Extracted records

■ ■ ■ ■ ■ ■ ■

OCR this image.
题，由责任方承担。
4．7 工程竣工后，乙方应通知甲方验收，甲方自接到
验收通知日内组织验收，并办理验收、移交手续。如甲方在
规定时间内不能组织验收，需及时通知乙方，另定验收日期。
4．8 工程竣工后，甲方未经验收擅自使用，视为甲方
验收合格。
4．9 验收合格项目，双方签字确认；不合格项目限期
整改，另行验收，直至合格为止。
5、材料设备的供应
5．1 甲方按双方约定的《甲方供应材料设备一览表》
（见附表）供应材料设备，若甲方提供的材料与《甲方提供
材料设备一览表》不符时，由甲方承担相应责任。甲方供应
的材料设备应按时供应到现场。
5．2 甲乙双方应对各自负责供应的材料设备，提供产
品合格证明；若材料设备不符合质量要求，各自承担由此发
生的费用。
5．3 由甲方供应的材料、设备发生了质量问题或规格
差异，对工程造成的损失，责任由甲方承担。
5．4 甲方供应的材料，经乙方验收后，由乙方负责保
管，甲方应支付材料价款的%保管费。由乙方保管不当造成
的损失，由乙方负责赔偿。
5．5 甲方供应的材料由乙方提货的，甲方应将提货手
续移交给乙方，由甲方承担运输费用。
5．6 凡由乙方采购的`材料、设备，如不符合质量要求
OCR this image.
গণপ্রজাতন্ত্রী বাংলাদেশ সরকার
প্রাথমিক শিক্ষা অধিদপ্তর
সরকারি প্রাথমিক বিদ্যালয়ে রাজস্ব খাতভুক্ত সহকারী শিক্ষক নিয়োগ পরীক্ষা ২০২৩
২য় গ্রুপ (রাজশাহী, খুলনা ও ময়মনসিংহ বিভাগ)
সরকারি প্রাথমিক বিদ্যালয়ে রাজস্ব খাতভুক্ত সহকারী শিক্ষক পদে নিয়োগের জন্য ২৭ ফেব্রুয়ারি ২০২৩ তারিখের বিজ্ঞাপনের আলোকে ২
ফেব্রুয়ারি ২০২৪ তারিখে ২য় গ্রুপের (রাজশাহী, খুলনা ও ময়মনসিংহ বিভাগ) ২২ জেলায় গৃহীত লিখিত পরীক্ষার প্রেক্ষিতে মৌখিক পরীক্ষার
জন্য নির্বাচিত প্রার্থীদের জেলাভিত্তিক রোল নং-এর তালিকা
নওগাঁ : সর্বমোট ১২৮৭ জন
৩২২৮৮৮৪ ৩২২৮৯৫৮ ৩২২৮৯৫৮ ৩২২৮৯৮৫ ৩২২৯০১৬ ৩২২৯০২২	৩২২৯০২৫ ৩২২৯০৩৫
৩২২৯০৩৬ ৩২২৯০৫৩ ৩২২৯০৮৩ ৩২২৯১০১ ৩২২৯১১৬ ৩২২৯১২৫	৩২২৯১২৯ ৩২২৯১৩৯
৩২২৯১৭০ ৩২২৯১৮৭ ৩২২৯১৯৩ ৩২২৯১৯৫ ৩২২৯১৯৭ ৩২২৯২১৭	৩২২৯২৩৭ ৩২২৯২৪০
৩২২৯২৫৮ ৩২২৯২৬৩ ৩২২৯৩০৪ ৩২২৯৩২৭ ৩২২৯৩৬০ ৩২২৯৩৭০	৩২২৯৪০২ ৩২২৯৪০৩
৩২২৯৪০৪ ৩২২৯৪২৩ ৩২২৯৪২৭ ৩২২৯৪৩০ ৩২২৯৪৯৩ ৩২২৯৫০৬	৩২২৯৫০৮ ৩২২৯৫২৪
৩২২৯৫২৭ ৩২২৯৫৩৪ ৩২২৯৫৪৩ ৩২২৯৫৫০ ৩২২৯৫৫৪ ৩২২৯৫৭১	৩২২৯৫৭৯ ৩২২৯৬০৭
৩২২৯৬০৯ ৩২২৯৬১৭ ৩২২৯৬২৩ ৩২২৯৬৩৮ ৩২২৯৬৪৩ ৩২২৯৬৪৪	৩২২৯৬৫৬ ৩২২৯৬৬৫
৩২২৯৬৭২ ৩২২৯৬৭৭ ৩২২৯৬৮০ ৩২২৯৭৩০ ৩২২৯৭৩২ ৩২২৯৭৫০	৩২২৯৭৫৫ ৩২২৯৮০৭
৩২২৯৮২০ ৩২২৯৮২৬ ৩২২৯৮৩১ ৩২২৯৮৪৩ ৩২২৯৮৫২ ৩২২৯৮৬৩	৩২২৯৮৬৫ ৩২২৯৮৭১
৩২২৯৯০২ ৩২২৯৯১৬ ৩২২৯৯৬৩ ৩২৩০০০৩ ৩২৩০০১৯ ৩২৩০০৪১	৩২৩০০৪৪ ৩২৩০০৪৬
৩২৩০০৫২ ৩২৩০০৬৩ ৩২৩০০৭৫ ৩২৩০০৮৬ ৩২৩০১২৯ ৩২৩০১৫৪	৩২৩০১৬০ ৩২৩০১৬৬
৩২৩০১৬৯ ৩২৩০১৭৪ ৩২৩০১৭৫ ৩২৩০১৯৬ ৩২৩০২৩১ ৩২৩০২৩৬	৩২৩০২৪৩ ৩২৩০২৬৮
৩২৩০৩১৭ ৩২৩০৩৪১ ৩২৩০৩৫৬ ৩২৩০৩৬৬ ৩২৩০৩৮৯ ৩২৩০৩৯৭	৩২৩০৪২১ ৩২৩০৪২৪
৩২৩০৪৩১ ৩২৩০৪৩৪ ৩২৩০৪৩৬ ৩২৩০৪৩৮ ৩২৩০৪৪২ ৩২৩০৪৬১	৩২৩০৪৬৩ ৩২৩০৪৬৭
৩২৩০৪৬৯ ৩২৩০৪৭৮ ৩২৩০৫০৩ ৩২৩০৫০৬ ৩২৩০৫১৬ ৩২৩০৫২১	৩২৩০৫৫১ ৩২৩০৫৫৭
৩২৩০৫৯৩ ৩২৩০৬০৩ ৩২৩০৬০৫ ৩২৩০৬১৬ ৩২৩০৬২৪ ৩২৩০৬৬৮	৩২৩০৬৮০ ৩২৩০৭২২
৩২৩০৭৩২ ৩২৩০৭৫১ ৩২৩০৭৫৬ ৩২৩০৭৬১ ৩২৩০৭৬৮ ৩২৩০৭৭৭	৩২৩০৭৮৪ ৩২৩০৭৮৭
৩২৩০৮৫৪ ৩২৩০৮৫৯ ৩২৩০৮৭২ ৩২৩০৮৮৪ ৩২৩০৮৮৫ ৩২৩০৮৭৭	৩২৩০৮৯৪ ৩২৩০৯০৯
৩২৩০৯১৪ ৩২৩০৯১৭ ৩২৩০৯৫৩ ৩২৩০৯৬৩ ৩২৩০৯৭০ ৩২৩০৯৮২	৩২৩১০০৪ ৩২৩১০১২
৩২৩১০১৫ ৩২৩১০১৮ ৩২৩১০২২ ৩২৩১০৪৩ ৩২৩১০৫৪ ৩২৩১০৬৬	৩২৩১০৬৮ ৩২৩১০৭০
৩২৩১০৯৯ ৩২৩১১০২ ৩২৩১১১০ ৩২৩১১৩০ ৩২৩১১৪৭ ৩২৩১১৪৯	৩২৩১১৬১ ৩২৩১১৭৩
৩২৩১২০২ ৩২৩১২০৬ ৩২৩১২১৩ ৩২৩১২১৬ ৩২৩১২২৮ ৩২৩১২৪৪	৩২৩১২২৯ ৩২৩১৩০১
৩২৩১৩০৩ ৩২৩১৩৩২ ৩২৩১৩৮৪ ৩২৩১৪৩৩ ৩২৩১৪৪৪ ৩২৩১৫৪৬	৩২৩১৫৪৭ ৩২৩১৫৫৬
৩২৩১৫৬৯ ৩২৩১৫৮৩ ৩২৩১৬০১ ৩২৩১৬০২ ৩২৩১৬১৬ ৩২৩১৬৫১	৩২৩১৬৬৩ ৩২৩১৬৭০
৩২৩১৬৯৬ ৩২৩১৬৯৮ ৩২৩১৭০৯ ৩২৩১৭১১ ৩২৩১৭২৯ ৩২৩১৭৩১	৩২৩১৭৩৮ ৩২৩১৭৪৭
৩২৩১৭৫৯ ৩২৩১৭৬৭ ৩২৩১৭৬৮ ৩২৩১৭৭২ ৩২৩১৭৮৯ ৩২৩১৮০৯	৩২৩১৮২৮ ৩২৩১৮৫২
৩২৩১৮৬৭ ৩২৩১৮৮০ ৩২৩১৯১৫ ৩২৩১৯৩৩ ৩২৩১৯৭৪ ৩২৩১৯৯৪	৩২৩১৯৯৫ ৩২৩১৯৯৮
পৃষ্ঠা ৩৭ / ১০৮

■ ■ ■ ■ ■ ■ ■

• Work instructions
Check each line of the records above for the word "工程竣工后", then give the number of lines that have it, with no other words.

• Correct response
2